━━━ Dataset
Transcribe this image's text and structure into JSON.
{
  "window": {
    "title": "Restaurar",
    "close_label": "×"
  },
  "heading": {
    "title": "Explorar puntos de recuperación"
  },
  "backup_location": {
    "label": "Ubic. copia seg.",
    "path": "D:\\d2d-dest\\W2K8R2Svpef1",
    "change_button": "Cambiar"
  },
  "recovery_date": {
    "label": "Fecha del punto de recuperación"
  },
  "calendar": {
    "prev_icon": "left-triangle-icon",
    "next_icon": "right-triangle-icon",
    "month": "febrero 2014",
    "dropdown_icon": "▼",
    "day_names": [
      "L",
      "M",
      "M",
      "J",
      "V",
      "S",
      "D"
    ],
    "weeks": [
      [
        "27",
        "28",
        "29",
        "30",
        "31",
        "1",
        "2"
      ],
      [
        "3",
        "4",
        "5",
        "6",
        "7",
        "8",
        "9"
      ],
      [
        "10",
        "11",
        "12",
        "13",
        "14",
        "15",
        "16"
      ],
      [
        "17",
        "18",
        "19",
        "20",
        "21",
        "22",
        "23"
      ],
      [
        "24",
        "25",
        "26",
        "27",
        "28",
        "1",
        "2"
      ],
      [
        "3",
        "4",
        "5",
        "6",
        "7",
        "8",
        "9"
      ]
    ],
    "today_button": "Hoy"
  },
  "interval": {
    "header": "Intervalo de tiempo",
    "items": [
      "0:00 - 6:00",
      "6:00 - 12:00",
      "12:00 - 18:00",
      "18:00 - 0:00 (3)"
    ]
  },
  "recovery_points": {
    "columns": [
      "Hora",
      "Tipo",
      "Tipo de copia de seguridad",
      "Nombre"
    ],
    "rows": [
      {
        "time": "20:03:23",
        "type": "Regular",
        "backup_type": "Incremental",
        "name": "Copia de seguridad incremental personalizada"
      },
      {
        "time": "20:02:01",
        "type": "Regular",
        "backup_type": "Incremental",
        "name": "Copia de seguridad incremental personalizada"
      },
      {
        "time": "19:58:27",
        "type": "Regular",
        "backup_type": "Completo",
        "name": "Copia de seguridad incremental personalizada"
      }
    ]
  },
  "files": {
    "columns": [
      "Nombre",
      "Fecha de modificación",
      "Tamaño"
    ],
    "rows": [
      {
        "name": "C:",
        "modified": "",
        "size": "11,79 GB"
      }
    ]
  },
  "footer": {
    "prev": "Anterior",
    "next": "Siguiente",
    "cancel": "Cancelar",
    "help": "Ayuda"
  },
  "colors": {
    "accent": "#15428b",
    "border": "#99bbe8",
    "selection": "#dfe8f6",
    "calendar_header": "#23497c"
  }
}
━━━━━━
*Aim of the task:* Copy every line exactly. Leave nothing out.

*Response to the task:*
Transcribe this image's text and structure into JSON.
{
  "window": {
    "title": "Restaurar",
    "close_label": "×"
  },
  "heading": {
    "title": "Explorar puntos de recuperación"
  },
  "backup_location": {
    "label": "Ubic. copia seg.",
    "path": "D:\\d2d-dest\\W2K8R2Svpef1",
    "change_button": "Cambiar"
  },
  "recovery_date": {
    "label": "Fecha del punto de recuperación"
  },
  "calendar": {
    "prev_icon": "left-triangle-icon",
    "next_icon": "right-triangle-icon",
    "month": "febrero 2014",
    "dropdown_icon": "▼",
    "day_names": [
      "L",
      "M",
      "M",
      "J",
      "V",
      "S",
      "D"
    ],
    "weeks": [
      [
        "27",
        "28",
        "29",
        "30",
        "31",
        "1",
        "2"
      ],
      [
        "3",
        "4",
        "5",
        "6",
        "7",
        "8",
        "9"
      ],
      [
        "10",
        "11",
        "12",
        "13",
        "14",
        "15",
        "16"
      ],
      [
        "17",
        "18",
        "19",
        "20",
        "21",
        "22",
        "23"
      ],
      [
        "24",
        "25",
        "26",
        "27",
        "28",
        "1",
        "2"
      ],
      [
        "3",
        "4",
        "5",
        "6",
        "7",
        "8",
        "9"
      ]
    ],
    "today_button": "Hoy"
  },
  "interval": {
    "header": "Intervalo de tiempo",
    "items": [
      "0:00 - 6:00",
      "6:00 - 12:00",
      "12:00 - 18:00",
      "18:00 - 0:00 (3)"
    ]
  },
  "recovery_points": {
    "columns": [
      "Hora",
      "Tipo",
      "Tipo de copia de seguridad",
      "Nombre"
    ],
    "rows": [
      {
        "time": "20:03:23",
        "type": "Regular",
        "backup_type": "Incremental",
        "name": "Copia de seguridad incremental personalizada"
      },
      {
        "time": "20:02:01",
        "type": "Regular",
        "backup_type": "Incremental",
        "name": "Copia de seguridad incremental personalizada"
      },
      {
        "time": "19:58:27",
        "type": "Regular",
        "backup_type": "Completo",
        "name": "Copia de seguridad incremental personalizada"
      }
    ]
  },
  "files": {
    "columns": [
      "Nombre",
      "Fecha de modificación",
      "Tamaño"
    ],
    "rows": [
      {
        "name": "C:",
        "modified": "",
        "size": "11,79 GB"
      }
    ]
  },
  "footer": {
    "prev": "Anterior",
    "next": "Siguiente",
    "cancel": "Cancelar",
    "help": "Ayuda"
  },
  "colors": {
    "accent": "#15428b",
    "border": "#99bbe8",
    "selection": "#dfe8f6",
    "calendar_header": "#23497c"
  }
}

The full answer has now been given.